:: Goal ::
Copy each line of the data below with the word "title".
## begin Input material
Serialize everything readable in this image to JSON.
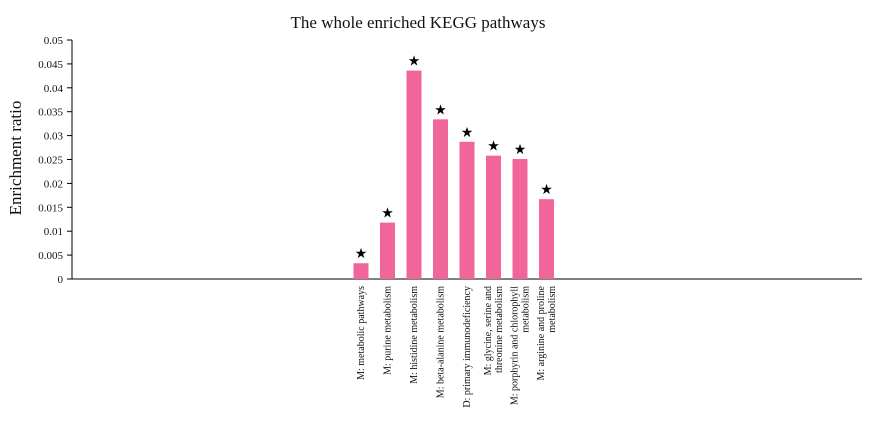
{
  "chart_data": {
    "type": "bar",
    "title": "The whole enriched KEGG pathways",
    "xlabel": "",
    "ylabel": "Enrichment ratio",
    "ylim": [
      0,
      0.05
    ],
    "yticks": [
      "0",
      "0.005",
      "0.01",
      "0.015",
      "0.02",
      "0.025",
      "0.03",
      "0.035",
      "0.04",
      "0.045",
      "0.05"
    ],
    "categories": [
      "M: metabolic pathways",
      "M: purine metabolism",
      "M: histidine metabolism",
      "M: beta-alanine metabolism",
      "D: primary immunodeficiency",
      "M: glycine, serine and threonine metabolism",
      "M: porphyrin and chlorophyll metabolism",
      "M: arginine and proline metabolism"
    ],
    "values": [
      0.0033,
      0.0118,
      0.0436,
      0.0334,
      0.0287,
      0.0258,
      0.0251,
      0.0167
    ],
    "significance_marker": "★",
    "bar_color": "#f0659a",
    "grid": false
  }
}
## end Input material
## begin Input material
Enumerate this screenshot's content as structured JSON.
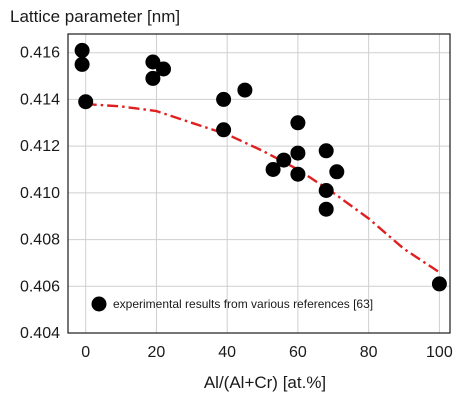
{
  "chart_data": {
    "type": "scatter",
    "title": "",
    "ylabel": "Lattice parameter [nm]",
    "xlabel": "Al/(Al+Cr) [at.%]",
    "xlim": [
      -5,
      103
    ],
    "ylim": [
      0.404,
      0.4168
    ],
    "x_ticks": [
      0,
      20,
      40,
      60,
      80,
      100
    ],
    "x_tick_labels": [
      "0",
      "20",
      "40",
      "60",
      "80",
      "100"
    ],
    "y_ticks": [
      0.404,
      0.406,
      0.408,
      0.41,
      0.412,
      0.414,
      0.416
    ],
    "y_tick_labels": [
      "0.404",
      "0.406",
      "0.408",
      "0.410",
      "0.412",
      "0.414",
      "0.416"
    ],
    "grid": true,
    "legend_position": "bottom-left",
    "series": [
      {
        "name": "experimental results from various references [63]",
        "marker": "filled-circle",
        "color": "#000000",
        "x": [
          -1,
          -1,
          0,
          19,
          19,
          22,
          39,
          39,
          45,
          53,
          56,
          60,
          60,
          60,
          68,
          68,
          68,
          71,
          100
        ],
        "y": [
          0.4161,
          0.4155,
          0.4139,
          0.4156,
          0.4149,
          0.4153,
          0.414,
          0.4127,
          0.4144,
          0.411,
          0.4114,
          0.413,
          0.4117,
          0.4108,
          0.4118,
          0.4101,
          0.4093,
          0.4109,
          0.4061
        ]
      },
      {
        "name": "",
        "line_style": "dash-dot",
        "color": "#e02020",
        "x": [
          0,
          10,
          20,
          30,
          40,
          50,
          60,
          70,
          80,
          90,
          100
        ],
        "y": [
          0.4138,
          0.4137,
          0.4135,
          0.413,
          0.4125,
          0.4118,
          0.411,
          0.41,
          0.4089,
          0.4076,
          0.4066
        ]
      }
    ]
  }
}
## end Input material
:: Exercise output ::
    "title": "The whole enriched KEGG pathways",
    "title": "",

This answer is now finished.